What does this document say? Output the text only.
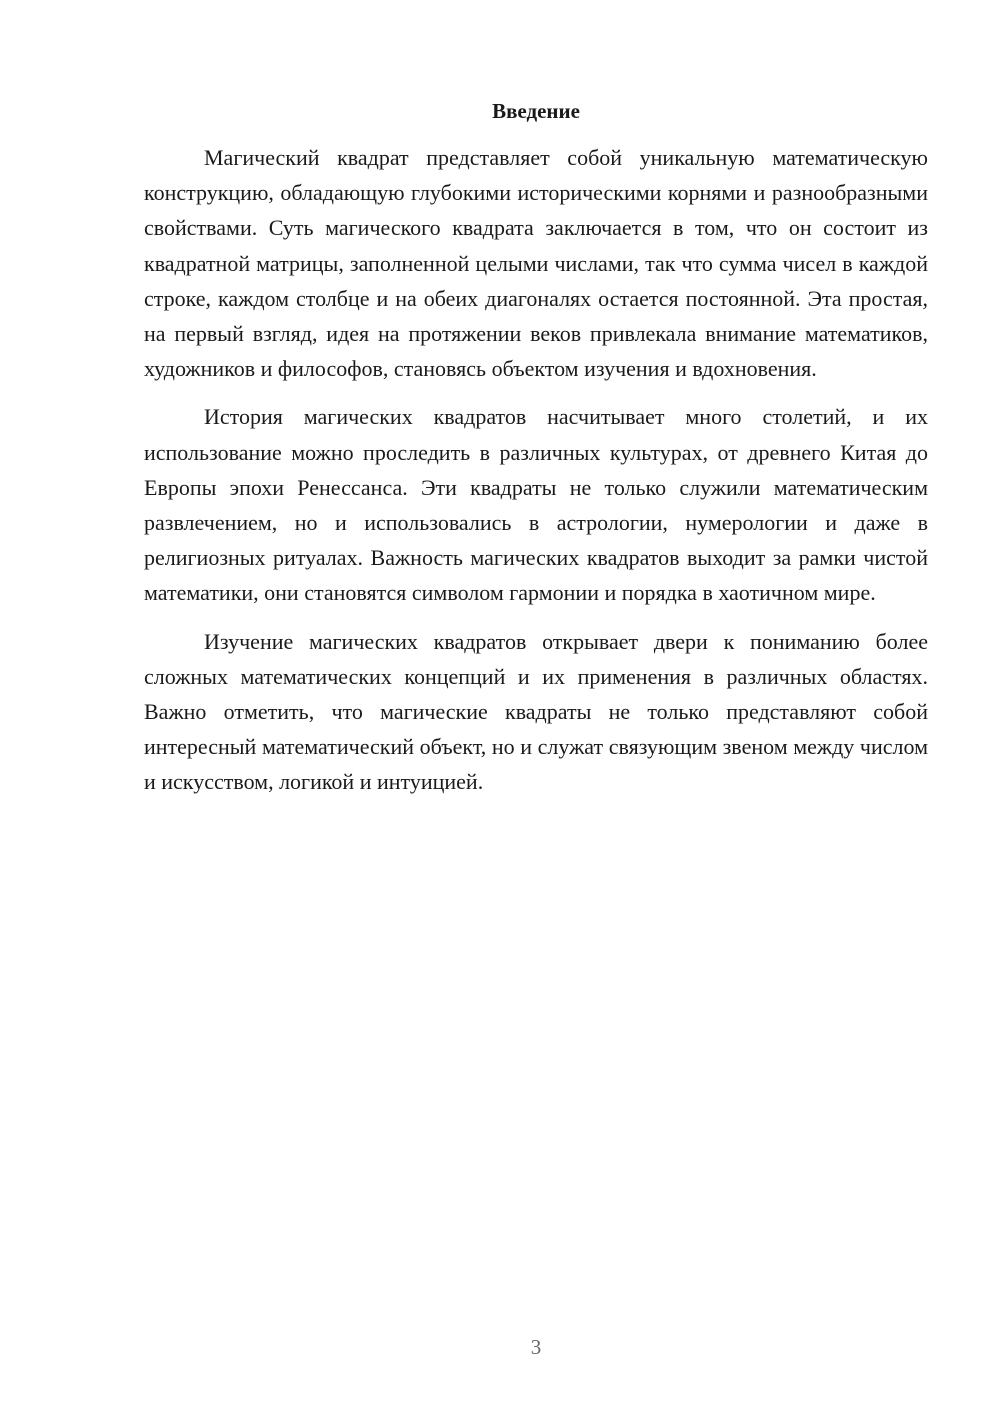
Введение

Магический квадрат представляет собой уникальную математическую конструкцию, обладающую глубокими историческими корнями и разнообразными свойствами. Суть магического квадрата заключается в том, что он состоит из квадратной матрицы, заполненной целыми числами, так что сумма чисел в каждой строке, каждом столбце и на обеих диагоналях остается постоянной. Эта простая, на первый взгляд, идея на протяжении веков привлекала внимание математиков, художников и философов, становясь объектом изучения и вдохновения.

История магических квадратов насчитывает много столетий, и их использование можно проследить в различных культурах, от древнего Китая до Европы эпохи Ренессанса. Эти квадраты не только служили математическим развлечением, но и использовались в астрологии, нумерологии и даже в религиозных ритуалах. Важность магических квадратов выходит за рамки чистой математики, они становятся символом гармонии и порядка в хаотичном мире.

Изучение магических квадратов открывает двери к пониманию более сложных математических концепций и их применения в различных областях. Важно отметить, что магические квадраты не только представляют собой интересный математический объект, но и служат связующим звеном между числом и искусством, логикой и интуицией.

3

=======

> WHAT THE EXERCISE ASKS: Search the data for the string "магических" and copy each line where it appears.

> OUTPUT BELOW:
История магических квадратов насчитывает много столетий, и их использование можно проследить в различных культурах, от древнего Китая до Европы эпохи Ренессанса. Эти квадраты не только служили математическим развлечением, но и использовались в астрологии, нумерологии и даже в религиозных ритуалах. Важность магических квадратов выходит за рамки чистой математики, они становятся символом гармонии и порядка в хаотичном мире.
Изучение магических квадратов открывает двери к пониманию более сложных математических концепций и их применения в различных областях. Важно отметить, что магические квадраты не только представляют собой интересный математический объект, но и служат связующим звеном между числом и искусством, логикой и интуицией.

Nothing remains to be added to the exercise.